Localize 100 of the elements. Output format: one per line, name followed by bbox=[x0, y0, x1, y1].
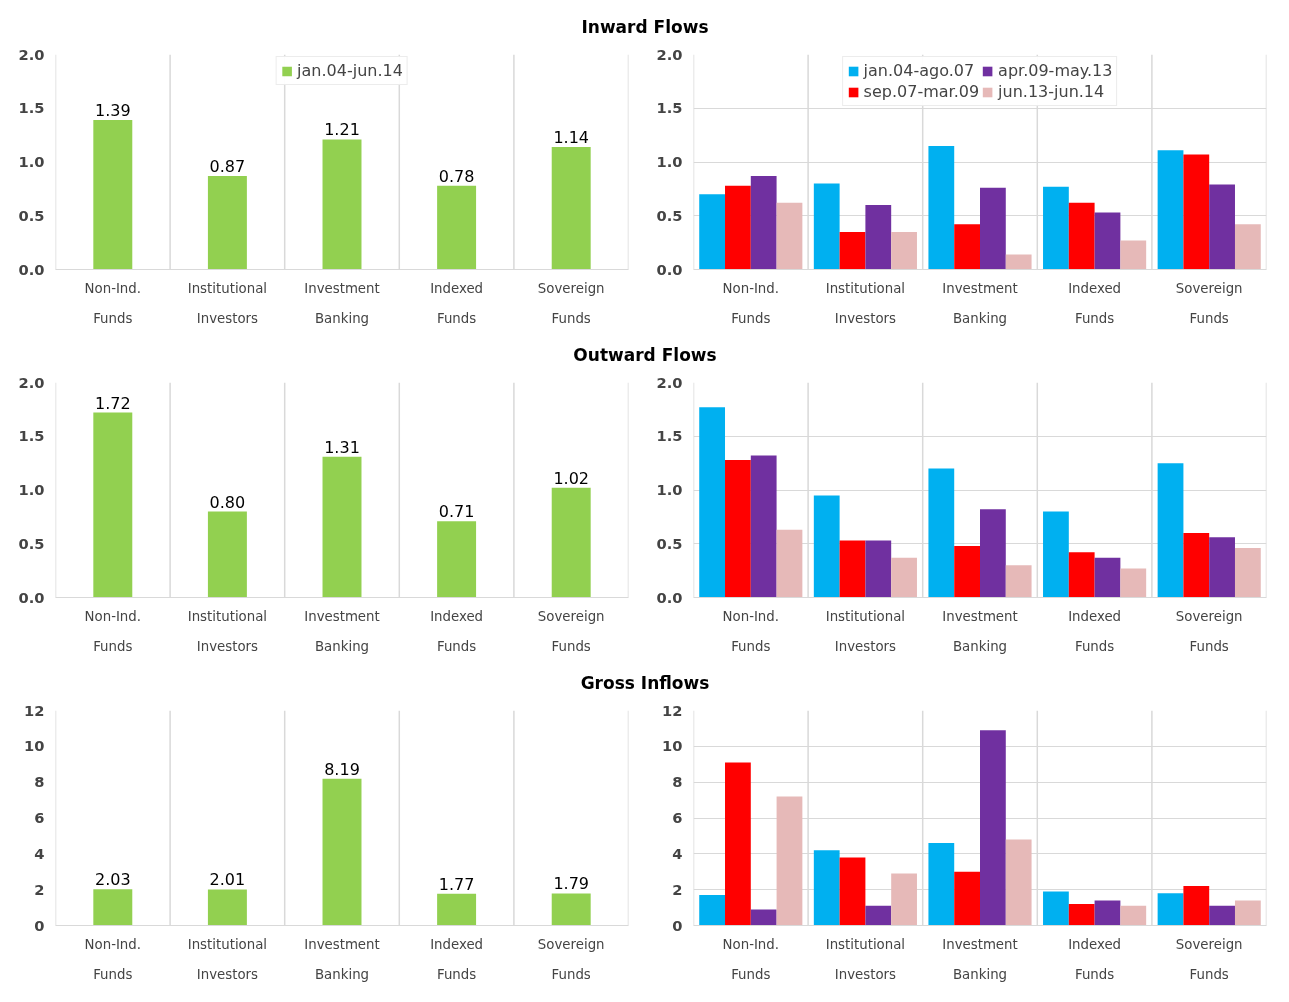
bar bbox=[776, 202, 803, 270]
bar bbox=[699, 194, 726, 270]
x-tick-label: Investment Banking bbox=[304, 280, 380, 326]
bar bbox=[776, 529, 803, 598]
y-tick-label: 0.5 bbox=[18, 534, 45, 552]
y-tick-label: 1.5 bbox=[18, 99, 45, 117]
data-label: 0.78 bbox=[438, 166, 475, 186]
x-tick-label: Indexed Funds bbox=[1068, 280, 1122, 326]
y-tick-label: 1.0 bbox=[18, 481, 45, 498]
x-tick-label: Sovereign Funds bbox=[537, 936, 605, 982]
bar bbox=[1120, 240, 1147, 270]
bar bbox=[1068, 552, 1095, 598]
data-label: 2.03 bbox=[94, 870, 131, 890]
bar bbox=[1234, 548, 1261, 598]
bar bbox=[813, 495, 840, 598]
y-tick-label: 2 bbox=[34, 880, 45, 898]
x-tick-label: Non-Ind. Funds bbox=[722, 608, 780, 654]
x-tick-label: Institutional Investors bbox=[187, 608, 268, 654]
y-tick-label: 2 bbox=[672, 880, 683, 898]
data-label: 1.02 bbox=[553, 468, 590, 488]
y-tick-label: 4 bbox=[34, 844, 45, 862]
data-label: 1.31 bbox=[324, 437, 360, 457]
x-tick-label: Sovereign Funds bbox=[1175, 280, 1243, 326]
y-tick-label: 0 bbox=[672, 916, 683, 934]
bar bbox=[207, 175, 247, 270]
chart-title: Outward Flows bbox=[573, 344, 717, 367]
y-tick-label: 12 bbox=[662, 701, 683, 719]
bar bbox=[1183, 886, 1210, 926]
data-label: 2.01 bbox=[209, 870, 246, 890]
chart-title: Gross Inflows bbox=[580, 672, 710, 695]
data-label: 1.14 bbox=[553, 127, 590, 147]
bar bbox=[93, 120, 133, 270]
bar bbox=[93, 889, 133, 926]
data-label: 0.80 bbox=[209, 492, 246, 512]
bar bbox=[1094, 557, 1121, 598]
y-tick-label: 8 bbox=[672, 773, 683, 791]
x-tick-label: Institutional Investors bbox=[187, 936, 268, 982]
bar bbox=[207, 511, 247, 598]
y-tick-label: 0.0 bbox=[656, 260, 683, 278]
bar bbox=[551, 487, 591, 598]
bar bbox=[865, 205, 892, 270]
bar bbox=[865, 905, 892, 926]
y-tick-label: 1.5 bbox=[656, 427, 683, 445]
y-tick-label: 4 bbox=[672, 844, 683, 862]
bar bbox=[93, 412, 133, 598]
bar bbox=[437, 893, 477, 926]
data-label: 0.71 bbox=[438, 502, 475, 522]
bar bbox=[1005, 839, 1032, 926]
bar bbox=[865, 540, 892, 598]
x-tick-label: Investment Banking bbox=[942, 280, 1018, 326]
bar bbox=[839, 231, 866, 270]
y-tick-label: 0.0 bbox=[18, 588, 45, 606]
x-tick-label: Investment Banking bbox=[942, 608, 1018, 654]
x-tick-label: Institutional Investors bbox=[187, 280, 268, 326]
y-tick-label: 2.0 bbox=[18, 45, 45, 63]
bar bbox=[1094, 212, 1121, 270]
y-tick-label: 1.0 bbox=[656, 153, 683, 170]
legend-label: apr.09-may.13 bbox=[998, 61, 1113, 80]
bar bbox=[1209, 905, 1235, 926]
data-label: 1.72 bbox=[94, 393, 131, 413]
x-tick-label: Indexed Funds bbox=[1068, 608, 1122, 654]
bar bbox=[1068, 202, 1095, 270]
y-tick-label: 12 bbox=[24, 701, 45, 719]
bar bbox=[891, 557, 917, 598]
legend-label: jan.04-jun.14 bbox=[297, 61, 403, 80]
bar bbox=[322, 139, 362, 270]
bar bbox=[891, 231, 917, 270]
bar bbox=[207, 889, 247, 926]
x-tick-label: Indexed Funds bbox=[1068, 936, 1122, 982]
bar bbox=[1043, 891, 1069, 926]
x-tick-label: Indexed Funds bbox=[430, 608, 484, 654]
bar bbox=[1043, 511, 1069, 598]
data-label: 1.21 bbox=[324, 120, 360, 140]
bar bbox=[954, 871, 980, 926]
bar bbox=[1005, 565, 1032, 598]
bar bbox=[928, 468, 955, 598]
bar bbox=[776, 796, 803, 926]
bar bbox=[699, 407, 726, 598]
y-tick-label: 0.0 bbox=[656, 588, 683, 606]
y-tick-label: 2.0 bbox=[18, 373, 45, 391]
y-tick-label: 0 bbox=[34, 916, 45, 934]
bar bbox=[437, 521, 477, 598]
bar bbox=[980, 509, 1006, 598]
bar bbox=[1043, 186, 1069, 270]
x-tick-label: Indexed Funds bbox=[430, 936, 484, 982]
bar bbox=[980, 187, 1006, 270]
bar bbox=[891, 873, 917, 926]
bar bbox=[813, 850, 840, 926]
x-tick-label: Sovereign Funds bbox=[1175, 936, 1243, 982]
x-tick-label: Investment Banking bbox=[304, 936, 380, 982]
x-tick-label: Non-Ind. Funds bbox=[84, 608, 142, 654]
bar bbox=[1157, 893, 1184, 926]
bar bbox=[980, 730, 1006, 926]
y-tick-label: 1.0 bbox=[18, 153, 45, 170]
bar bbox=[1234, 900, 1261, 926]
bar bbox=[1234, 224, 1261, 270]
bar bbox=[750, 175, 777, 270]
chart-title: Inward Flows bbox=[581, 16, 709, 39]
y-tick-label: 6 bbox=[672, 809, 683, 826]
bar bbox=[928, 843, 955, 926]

------------------------------------------------------------

Request = Can you give every line of the records above as a numbered list, with blank lines and pictures left out?

Solution to the exercise =
1. Localize 100 of the elements. Output format: one per line, name followed by bbox=[x0, y0, x1, y1].
2. bar bbox=[776, 202, 803, 270]
3. bar bbox=[699, 194, 726, 270]
4. x-tick-label: Investment Banking bbox=[304, 280, 380, 326]
5. bar bbox=[776, 529, 803, 598]
6. y-tick-label: 0.5 bbox=[18, 534, 45, 552]
7. y-tick-label: 1.5 bbox=[18, 99, 45, 117]
8. data-label: 0.78 bbox=[438, 166, 475, 186]
9. x-tick-label: Indexed Funds bbox=[1068, 280, 1122, 326]
10. y-tick-label: 1.0 bbox=[18, 481, 45, 498]
11. x-tick-label: Sovereign Funds bbox=[537, 936, 605, 982]
12. bar bbox=[1120, 240, 1147, 270]
13. bar bbox=[1068, 552, 1095, 598]
14. data-label: 2.03 bbox=[94, 870, 131, 890]
15. bar bbox=[1234, 548, 1261, 598]
16. bar bbox=[813, 495, 840, 598]
17. y-tick-label: 2 bbox=[34, 880, 45, 898]
18. x-tick-label: Non-Ind. Funds bbox=[722, 608, 780, 654]
19. x-tick-label: Institutional Investors bbox=[187, 608, 268, 654]
20. y-tick-label: 2 bbox=[672, 880, 683, 898]
21. data-label: 1.02 bbox=[553, 468, 590, 488]
22. y-tick-label: 4 bbox=[34, 844, 45, 862]
23. data-label: 1.31 bbox=[324, 437, 360, 457]
24. x-tick-label: Sovereign Funds bbox=[1175, 280, 1243, 326]
25. y-tick-label: 0 bbox=[672, 916, 683, 934]
26. bar bbox=[207, 175, 247, 270]
27. chart-title: Outward Flows bbox=[573, 344, 717, 367]
28. y-tick-label: 12 bbox=[662, 701, 683, 719]
29. bar bbox=[1183, 886, 1210, 926]
30. data-label: 2.01 bbox=[209, 870, 246, 890]
31. chart-title: Gross Inflows bbox=[580, 672, 710, 695]
32. data-label: 1.14 bbox=[553, 127, 590, 147]
33. bar bbox=[93, 120, 133, 270]
34. bar bbox=[93, 889, 133, 926]
35. data-label: 0.80 bbox=[209, 492, 246, 512]
36. bar bbox=[1094, 557, 1121, 598]
37. y-tick-label: 8 bbox=[672, 773, 683, 791]
38. x-tick-label: Institutional Investors bbox=[187, 936, 268, 982]
39. bar bbox=[207, 511, 247, 598]
40. y-tick-label: 0.0 bbox=[656, 260, 683, 278]
41. bar bbox=[551, 487, 591, 598]
42. bar bbox=[865, 205, 892, 270]
43. bar bbox=[865, 905, 892, 926]
44. y-tick-label: 1.5 bbox=[656, 427, 683, 445]
45. y-tick-label: 4 bbox=[672, 844, 683, 862]
46. bar bbox=[93, 412, 133, 598]
47. bar bbox=[437, 893, 477, 926]
48. data-label: 0.71 bbox=[438, 502, 475, 522]
49. bar bbox=[1005, 839, 1032, 926]
50. bar bbox=[865, 540, 892, 598]
51. x-tick-label: Investment Banking bbox=[942, 280, 1018, 326]
52. bar bbox=[839, 231, 866, 270]
53. y-tick-label: 0.0 bbox=[18, 588, 45, 606]
54. x-tick-label: Investment Banking bbox=[942, 608, 1018, 654]
55. x-tick-label: Institutional Investors bbox=[187, 280, 268, 326]
56. y-tick-label: 2.0 bbox=[18, 45, 45, 63]
57. bar bbox=[1094, 212, 1121, 270]
58. y-tick-label: 1.0 bbox=[656, 153, 683, 170]
59. legend-label: apr.09-may.13 bbox=[998, 61, 1113, 80]
60. bar bbox=[1209, 905, 1235, 926]
61. data-label: 1.72 bbox=[94, 393, 131, 413]
62. x-tick-label: Indexed Funds bbox=[1068, 608, 1122, 654]
63. bar bbox=[1068, 202, 1095, 270]
64. y-tick-label: 12 bbox=[24, 701, 45, 719]
65. bar bbox=[891, 557, 917, 598]
66. legend-label: jan.04-jun.14 bbox=[297, 61, 403, 80]
67. bar bbox=[322, 139, 362, 270]
68. bar bbox=[891, 231, 917, 270]
69. bar bbox=[207, 889, 247, 926]
70. x-tick-label: Indexed Funds bbox=[1068, 936, 1122, 982]
71. bar bbox=[1043, 891, 1069, 926]
72. x-tick-label: Indexed Funds bbox=[430, 608, 484, 654]
73. bar bbox=[1043, 511, 1069, 598]
74. data-label: 1.21 bbox=[324, 120, 360, 140]
75. bar bbox=[954, 871, 980, 926]
76. bar bbox=[1005, 565, 1032, 598]
77. bar bbox=[928, 468, 955, 598]
78. bar bbox=[776, 796, 803, 926]
79. bar bbox=[699, 407, 726, 598]
80. y-tick-label: 0.0 bbox=[656, 588, 683, 606]
81. y-tick-label: 2.0 bbox=[18, 373, 45, 391]
82. y-tick-label: 0 bbox=[34, 916, 45, 934]
83. bar bbox=[437, 521, 477, 598]
84. bar bbox=[980, 509, 1006, 598]
85. bar bbox=[1043, 186, 1069, 270]
86. x-tick-label: Indexed Funds bbox=[430, 936, 484, 982]
87. bar bbox=[980, 187, 1006, 270]
88. bar bbox=[891, 873, 917, 926]
89. bar bbox=[813, 850, 840, 926]
90. x-tick-label: Sovereign Funds bbox=[1175, 936, 1243, 982]
91. x-tick-label: Investment Banking bbox=[304, 936, 380, 982]
92. x-tick-label: Non-Ind. Funds bbox=[84, 608, 142, 654]
93. bar bbox=[1157, 893, 1184, 926]
94. bar bbox=[980, 730, 1006, 926]
95. y-tick-label: 1.0 bbox=[18, 153, 45, 170]
96. bar bbox=[1234, 900, 1261, 926]
97. bar bbox=[1234, 224, 1261, 270]
98. bar bbox=[750, 175, 777, 270]
99. chart-title: Inward Flows bbox=[581, 16, 709, 39]
100. y-tick-label: 6 bbox=[672, 809, 683, 826]
101. bar bbox=[928, 843, 955, 926]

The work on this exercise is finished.